» **Raw data**:
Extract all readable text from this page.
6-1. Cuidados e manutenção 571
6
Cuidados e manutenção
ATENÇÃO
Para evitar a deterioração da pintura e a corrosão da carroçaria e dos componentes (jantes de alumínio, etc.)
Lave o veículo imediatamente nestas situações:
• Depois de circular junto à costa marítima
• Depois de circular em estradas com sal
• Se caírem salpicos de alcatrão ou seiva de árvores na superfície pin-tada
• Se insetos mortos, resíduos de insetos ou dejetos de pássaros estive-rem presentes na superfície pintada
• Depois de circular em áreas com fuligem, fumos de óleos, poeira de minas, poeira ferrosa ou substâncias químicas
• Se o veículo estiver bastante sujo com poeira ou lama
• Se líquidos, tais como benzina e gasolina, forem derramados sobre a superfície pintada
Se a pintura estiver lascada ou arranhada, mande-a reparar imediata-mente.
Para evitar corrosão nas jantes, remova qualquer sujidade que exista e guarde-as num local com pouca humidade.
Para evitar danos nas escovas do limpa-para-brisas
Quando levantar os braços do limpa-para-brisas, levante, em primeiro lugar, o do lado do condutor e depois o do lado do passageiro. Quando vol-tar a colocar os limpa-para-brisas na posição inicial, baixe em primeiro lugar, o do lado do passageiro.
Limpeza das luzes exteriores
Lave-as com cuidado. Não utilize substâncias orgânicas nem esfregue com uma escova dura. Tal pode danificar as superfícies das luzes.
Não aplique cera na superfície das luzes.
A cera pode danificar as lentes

» **Exercise goal**: Write only the number of lines in the data above that include "luzes".

» **Expected answer**: 3